Gather every line in the records below that contains the word "PAYG".

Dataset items
▼
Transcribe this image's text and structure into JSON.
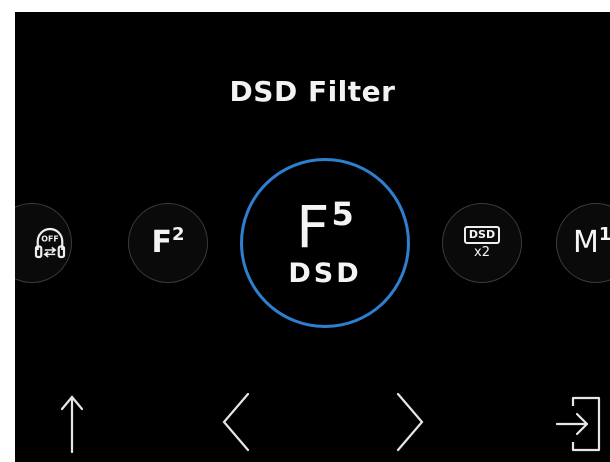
{
  "title": "DSD Filter",
  "accent_color": "#2e7fd0",
  "filters": {
    "left_partial": {
      "badge": "OFF",
      "icon": "headphone-crossfeed-off-icon"
    },
    "prev": {
      "letter": "F",
      "sup": "2"
    },
    "selected": {
      "letter": "F",
      "sup": "5",
      "sub": "DSD"
    },
    "next": {
      "badge": "DSD",
      "multiplier": "x2",
      "icon": "dsd-upsample-icon"
    },
    "right_partial": {
      "letter": "M",
      "sup": "1"
    }
  },
  "nav": {
    "up_icon": "arrow-up-icon",
    "prev_icon": "chevron-left-icon",
    "next_icon": "chevron-right-icon",
    "enter_icon": "enter-icon"
  }
}
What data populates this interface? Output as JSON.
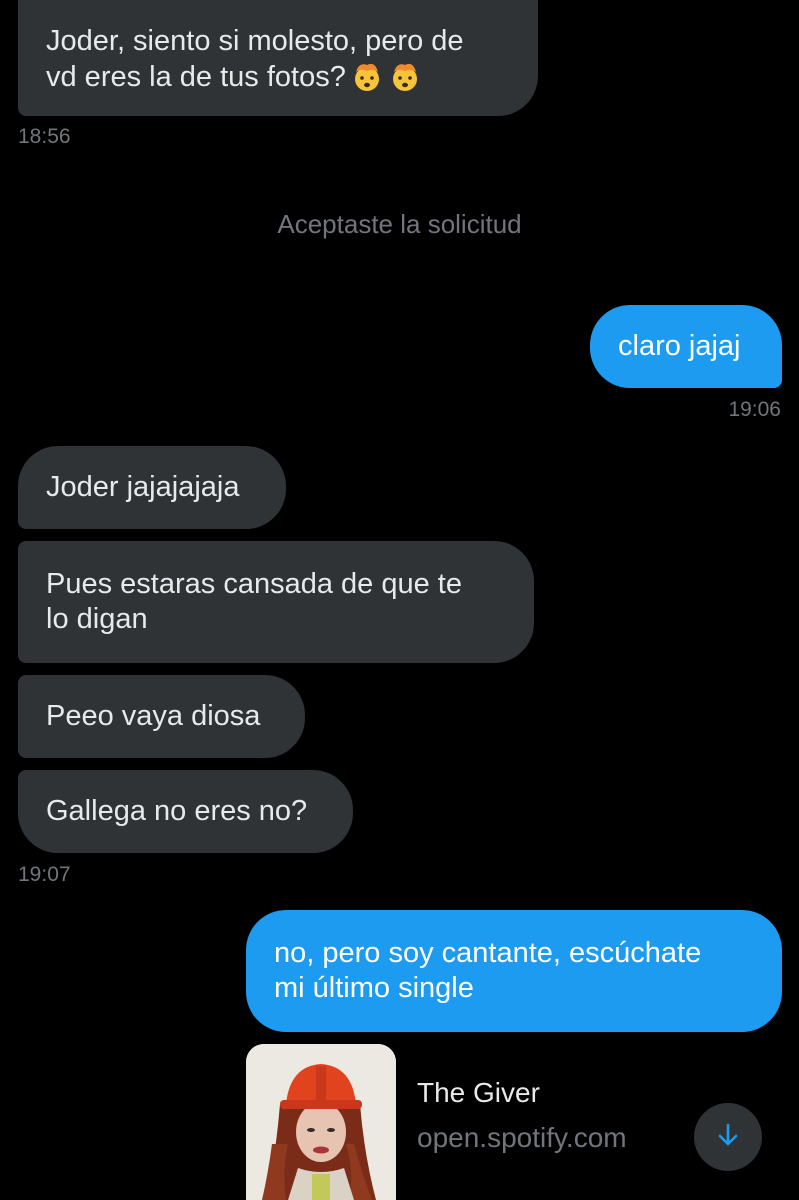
{
  "messages": [
    {
      "text": "Joder, siento si molesto, pero de\nvd eres la de tus fotos?",
      "emoji": "exploding-head-icon"
    },
    {
      "text": "claro jajaj"
    },
    {
      "text": "Joder jajajajaja"
    },
    {
      "text": "Pues estaras cansada de que te\nlo digan"
    },
    {
      "text": "Peeo vaya diosa"
    },
    {
      "text": "Gallega no eres no?"
    },
    {
      "text": "no, pero soy cantante, escúchate\nmi último single"
    }
  ],
  "timestamps": [
    "18:56",
    "19:06",
    "19:07"
  ],
  "system_message": "Aceptaste la solicitud",
  "link_card": {
    "title": "The Giver",
    "domain": "open.spotify.com",
    "icon": "arrow-down-icon"
  },
  "colors": {
    "background": "#000000",
    "incoming_bubble": "#2f3336",
    "outgoing_bubble": "#1d9bf0",
    "muted_text": "#71767b",
    "accent": "#1d9bf0"
  }
}
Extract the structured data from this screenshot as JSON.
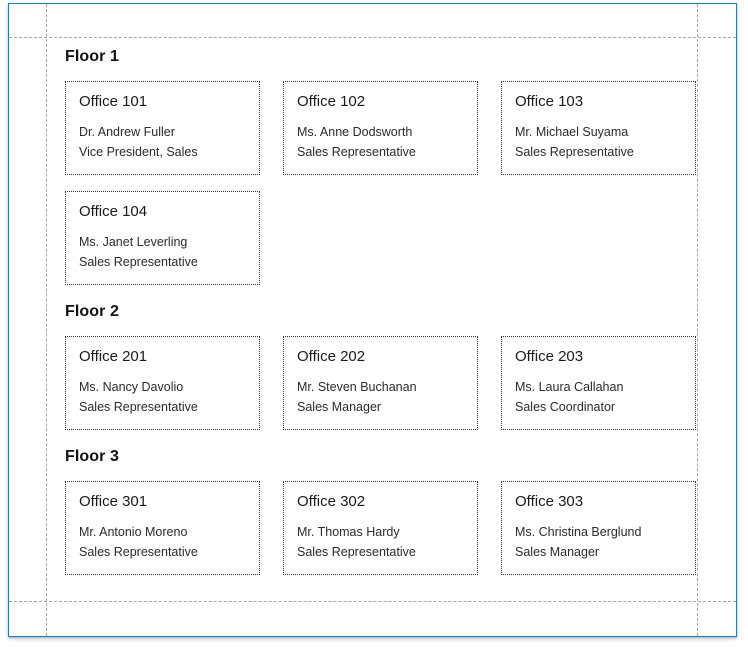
{
  "window": {
    "border_color": "#2a7ab9",
    "background": "#ffffff"
  },
  "guides": {
    "color": "#a6a6a6",
    "style": "dashed"
  },
  "card_style": {
    "border_color": "#333333",
    "border_style": "dotted"
  },
  "floors": [
    {
      "title": "Floor 1",
      "offices": [
        {
          "name": "Office 101",
          "person": "Dr. Andrew Fuller",
          "role": "Vice President, Sales"
        },
        {
          "name": "Office 102",
          "person": "Ms. Anne Dodsworth",
          "role": "Sales Representative"
        },
        {
          "name": "Office 103",
          "person": "Mr. Michael Suyama",
          "role": "Sales Representative"
        },
        {
          "name": "Office 104",
          "person": "Ms. Janet Leverling",
          "role": "Sales Representative"
        }
      ]
    },
    {
      "title": "Floor 2",
      "offices": [
        {
          "name": "Office 201",
          "person": "Ms. Nancy Davolio",
          "role": "Sales Representative"
        },
        {
          "name": "Office 202",
          "person": "Mr. Steven Buchanan",
          "role": "Sales Manager"
        },
        {
          "name": "Office 203",
          "person": "Ms. Laura Callahan",
          "role": "Sales Coordinator"
        }
      ]
    },
    {
      "title": "Floor 3",
      "offices": [
        {
          "name": "Office 301",
          "person": "Mr. Antonio Moreno",
          "role": "Sales Representative"
        },
        {
          "name": "Office 302",
          "person": "Mr. Thomas Hardy",
          "role": "Sales Representative"
        },
        {
          "name": "Office 303",
          "person": "Ms. Christina Berglund",
          "role": "Sales Manager"
        }
      ]
    }
  ]
}
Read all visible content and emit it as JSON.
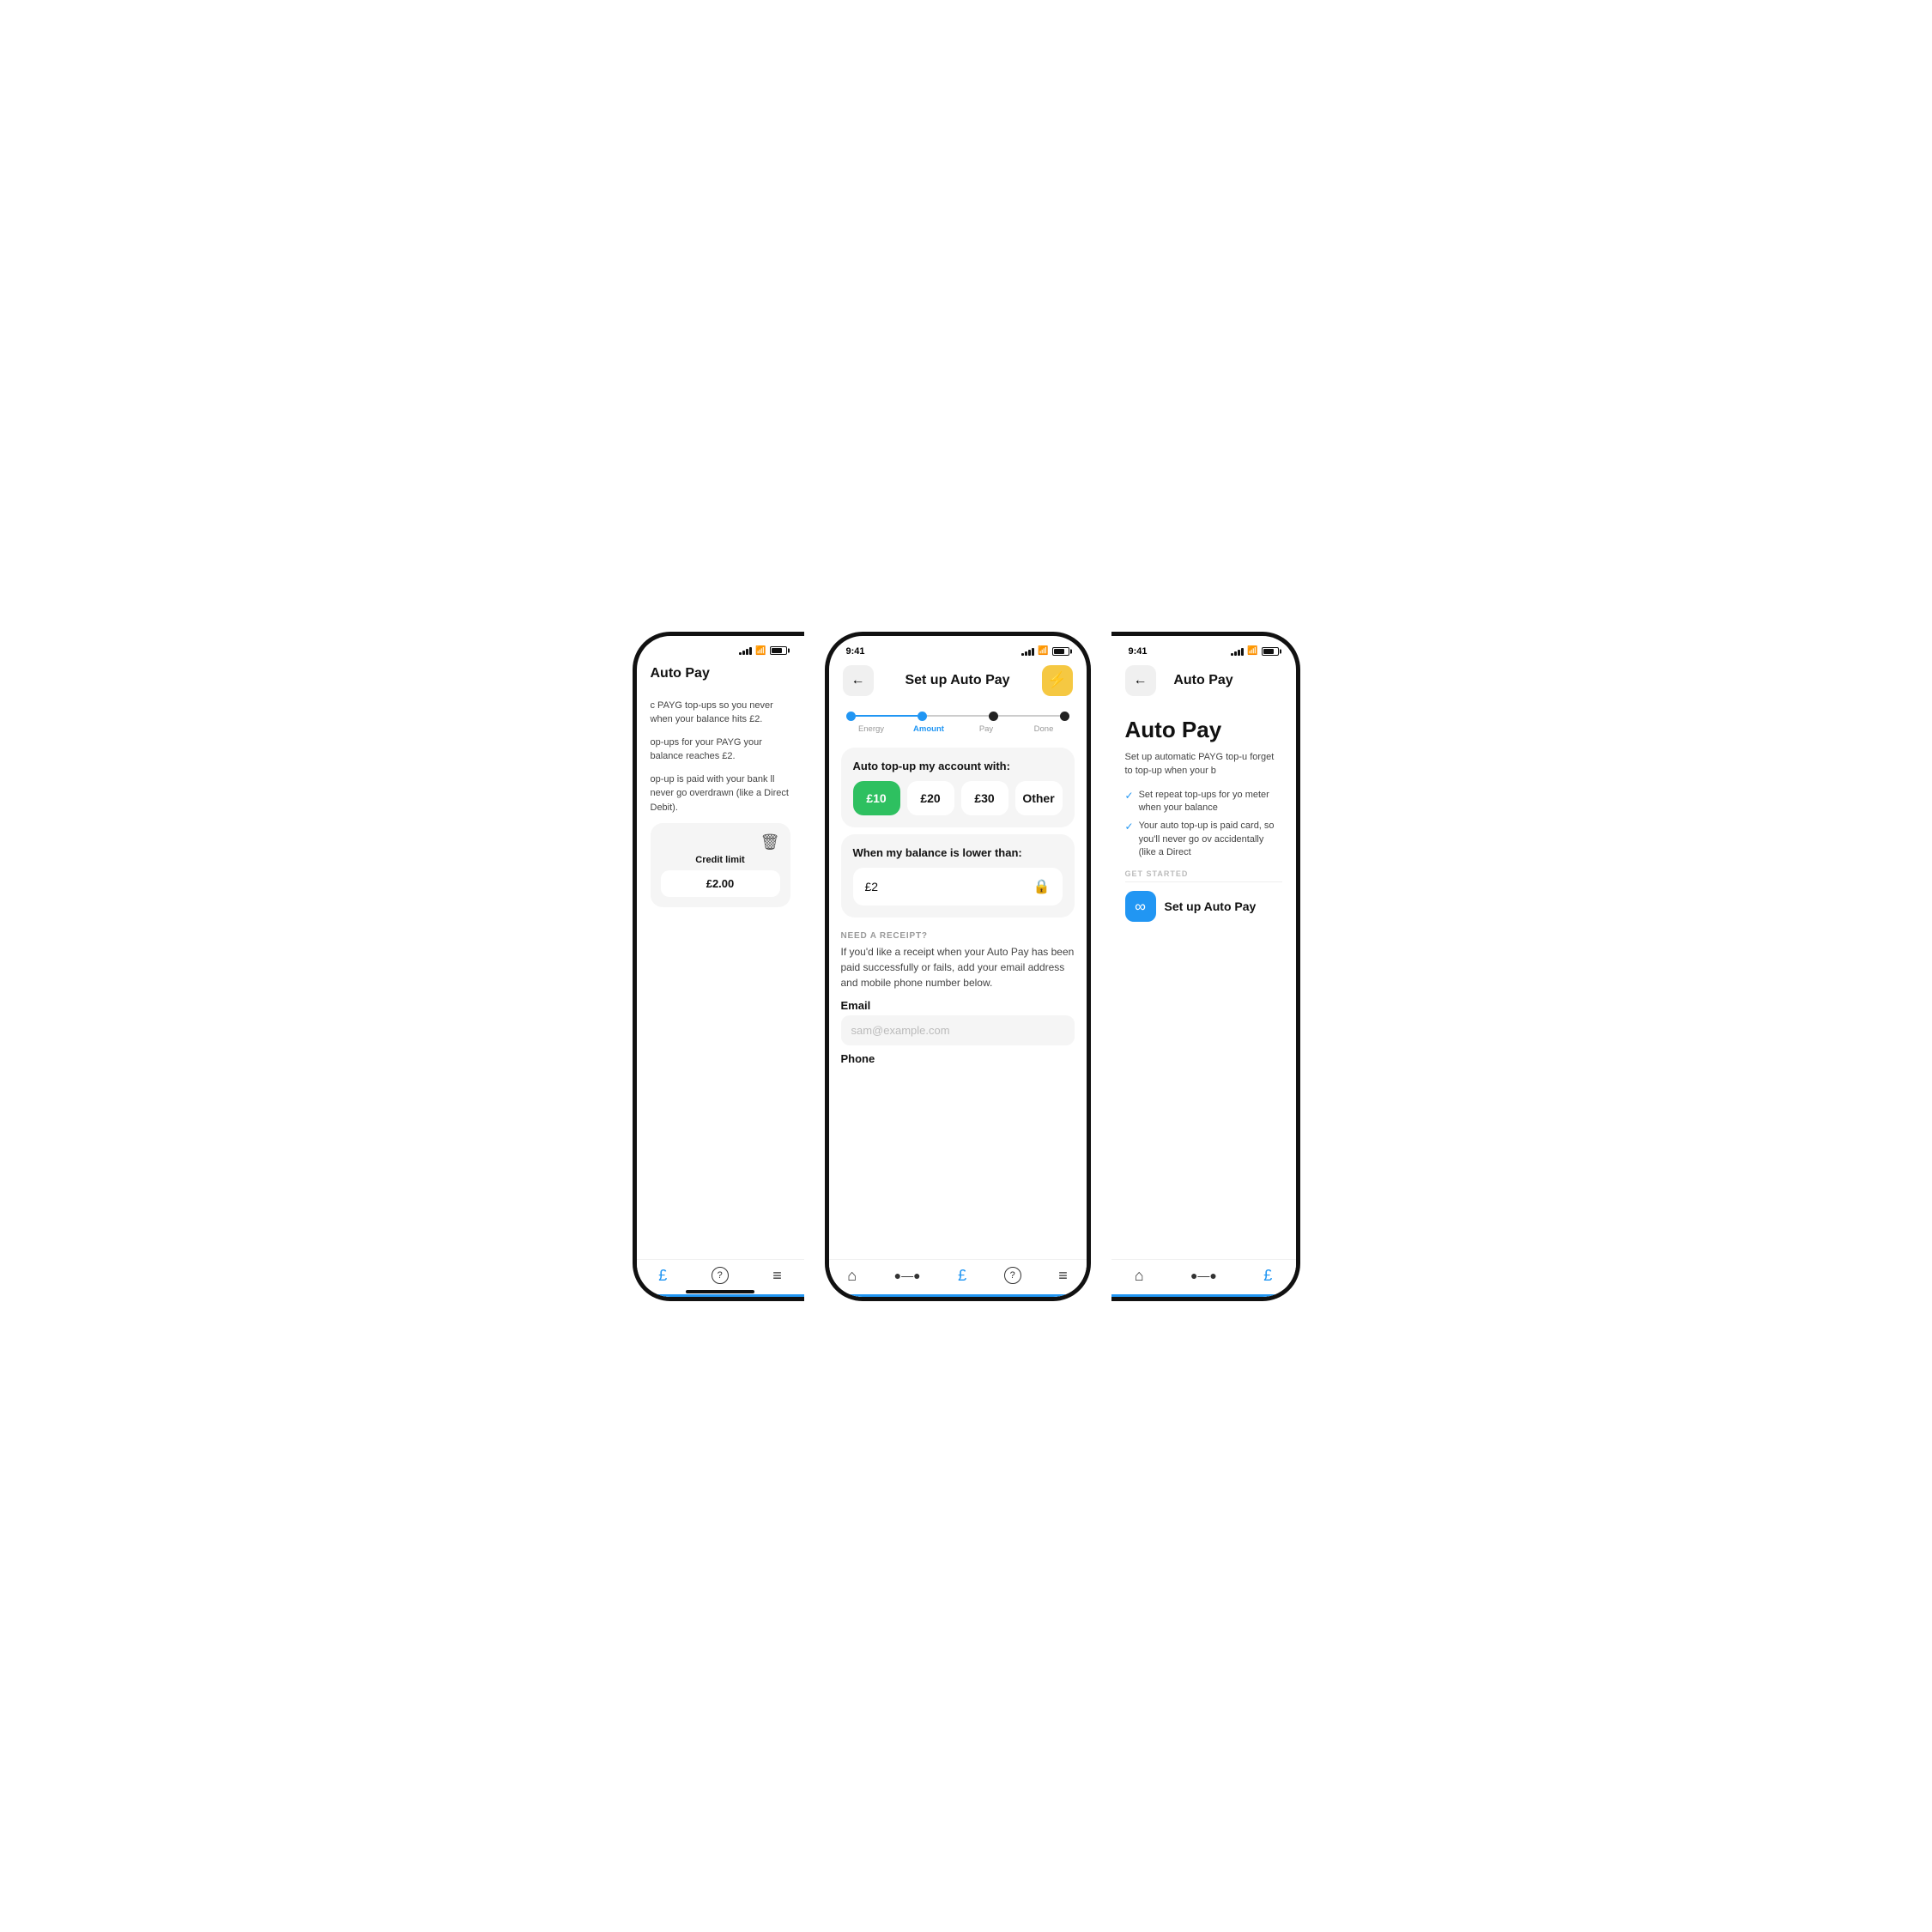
{
  "left_phone": {
    "title": "Auto Pay",
    "status_time": "",
    "text1": "c PAYG top-ups so you never when your balance hits £2.",
    "text2": "op-ups for your PAYG your balance reaches £2.",
    "text3": "op-up is paid with your bank ll never go overdrawn (like a Direct Debit).",
    "credit_label": "Credit limit",
    "credit_value": "£2.00",
    "nav_items": [
      "£",
      "?",
      "≡"
    ]
  },
  "center_phone": {
    "status_time": "9:41",
    "nav_title": "Set up Auto Pay",
    "nav_back": "←",
    "nav_action": "⚡",
    "steps": [
      "Energy",
      "Amount",
      "Pay",
      "Done"
    ],
    "active_step": 1,
    "section1_title": "Auto top-up my account with:",
    "amounts": [
      "£10",
      "£20",
      "£30",
      "Other"
    ],
    "selected_amount": 0,
    "section2_title": "When my balance is lower than:",
    "balance_value": "£2",
    "receipt_heading": "NEED A RECEIPT?",
    "receipt_text": "If you'd like a receipt when your Auto Pay has been paid successfully or fails, add your email address and mobile phone number below.",
    "email_label": "Email",
    "email_placeholder": "sam@example.com",
    "phone_label": "Phone",
    "nav_items": [
      "🏠",
      "⬤—⬤",
      "£",
      "?",
      "≡"
    ]
  },
  "right_phone": {
    "status_time": "9:41",
    "nav_back": "←",
    "nav_title": "Auto Pay",
    "big_title": "Auto Pay",
    "description": "Set up automatic PAYG top-u forget to top-up when your b",
    "checks": [
      "Set repeat top-ups for yo meter when your balance",
      "Your auto top-up is paid card, so you'll never go ov accidentally (like a Direct"
    ],
    "get_started_label": "GET STARTED",
    "setup_label": "Set up Auto Pay",
    "nav_items": [
      "🏠",
      "⬤—⬤",
      "£"
    ]
  },
  "colors": {
    "green": "#2ec060",
    "blue": "#2196f3",
    "yellow": "#f5c842",
    "background": "#ffffff"
  }
}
▲
Answer for the task:
    "text1": "c PAYG top-ups so you never when your balance hits £2.",
    "text2": "op-ups for your PAYG your balance reaches £2.",
    "description": "Set up automatic PAYG top-u forget to top-up when your b",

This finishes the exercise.